▶ Exercise details
Extract the listing below in full, unchanged.

▶ Data listing
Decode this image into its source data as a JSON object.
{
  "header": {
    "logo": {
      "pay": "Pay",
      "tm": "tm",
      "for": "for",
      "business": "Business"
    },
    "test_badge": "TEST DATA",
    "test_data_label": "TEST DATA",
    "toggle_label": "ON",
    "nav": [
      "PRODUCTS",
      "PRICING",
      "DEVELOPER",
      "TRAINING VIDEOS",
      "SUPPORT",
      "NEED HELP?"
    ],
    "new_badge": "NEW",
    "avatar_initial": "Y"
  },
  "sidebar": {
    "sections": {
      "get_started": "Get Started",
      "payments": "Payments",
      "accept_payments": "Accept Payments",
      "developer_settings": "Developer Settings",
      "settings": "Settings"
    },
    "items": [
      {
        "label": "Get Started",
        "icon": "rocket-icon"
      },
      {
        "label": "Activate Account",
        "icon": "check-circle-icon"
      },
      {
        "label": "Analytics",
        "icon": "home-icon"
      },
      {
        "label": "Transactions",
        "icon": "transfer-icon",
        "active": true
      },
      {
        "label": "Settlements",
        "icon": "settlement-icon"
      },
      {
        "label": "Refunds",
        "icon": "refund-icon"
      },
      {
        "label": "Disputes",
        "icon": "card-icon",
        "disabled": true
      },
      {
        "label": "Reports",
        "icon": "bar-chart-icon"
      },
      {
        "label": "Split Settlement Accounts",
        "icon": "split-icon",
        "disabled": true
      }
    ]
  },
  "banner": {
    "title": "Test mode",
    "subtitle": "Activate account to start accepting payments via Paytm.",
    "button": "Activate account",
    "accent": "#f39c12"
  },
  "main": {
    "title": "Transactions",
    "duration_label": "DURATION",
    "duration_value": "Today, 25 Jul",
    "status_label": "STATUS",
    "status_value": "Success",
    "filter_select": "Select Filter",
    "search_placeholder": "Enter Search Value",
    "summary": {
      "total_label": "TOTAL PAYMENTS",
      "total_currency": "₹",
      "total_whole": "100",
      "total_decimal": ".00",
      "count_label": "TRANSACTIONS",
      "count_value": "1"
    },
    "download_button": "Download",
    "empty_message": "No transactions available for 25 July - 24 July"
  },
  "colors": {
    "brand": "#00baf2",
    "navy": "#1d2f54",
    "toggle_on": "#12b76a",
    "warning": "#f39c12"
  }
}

▶ Solution to the exercise
Decode this image into its source data as a JSON object.
{
  "header": {
    "logo": {
      "pay": "Pay",
      "tm": "tm",
      "for": "for",
      "business": "Business"
    },
    "test_badge": "TEST DATA",
    "test_data_label": "TEST DATA",
    "toggle_label": "ON",
    "nav": [
      "PRODUCTS",
      "PRICING",
      "DEVELOPER",
      "TRAINING VIDEOS",
      "SUPPORT",
      "NEED HELP?"
    ],
    "new_badge": "NEW",
    "avatar_initial": "Y"
  },
  "sidebar": {
    "sections": {
      "get_started": "Get Started",
      "payments": "Payments",
      "accept_payments": "Accept Payments",
      "developer_settings": "Developer Settings",
      "settings": "Settings"
    },
    "items": [
      {
        "label": "Get Started",
        "icon": "rocket-icon"
      },
      {
        "label": "Activate Account",
        "icon": "check-circle-icon"
      },
      {
        "label": "Analytics",
        "icon": "home-icon"
      },
      {
        "label": "Transactions",
        "icon": "transfer-icon",
        "active": true
      },
      {
        "label": "Settlements",
        "icon": "settlement-icon"
      },
      {
        "label": "Refunds",
        "icon": "refund-icon"
      },
      {
        "label": "Disputes",
        "icon": "card-icon",
        "disabled": true
      },
      {
        "label": "Reports",
        "icon": "bar-chart-icon"
      },
      {
        "label": "Split Settlement Accounts",
        "icon": "split-icon",
        "disabled": true
      }
    ]
  },
  "banner": {
    "title": "Test mode",
    "subtitle": "Activate account to start accepting payments via Paytm.",
    "button": "Activate account",
    "accent": "#f39c12"
  },
  "main": {
    "title": "Transactions",
    "duration_label": "DURATION",
    "duration_value": "Today, 25 Jul",
    "status_label": "STATUS",
    "status_value": "Success",
    "filter_select": "Select Filter",
    "search_placeholder": "Enter Search Value",
    "summary": {
      "total_label": "TOTAL PAYMENTS",
      "total_currency": "₹",
      "total_whole": "100",
      "total_decimal": ".00",
      "count_label": "TRANSACTIONS",
      "count_value": "1"
    },
    "download_button": "Download",
    "empty_message": "No transactions available for 25 July - 24 July"
  },
  "colors": {
    "brand": "#00baf2",
    "navy": "#1d2f54",
    "toggle_on": "#12b76a",
    "warning": "#f39c12"
  }
}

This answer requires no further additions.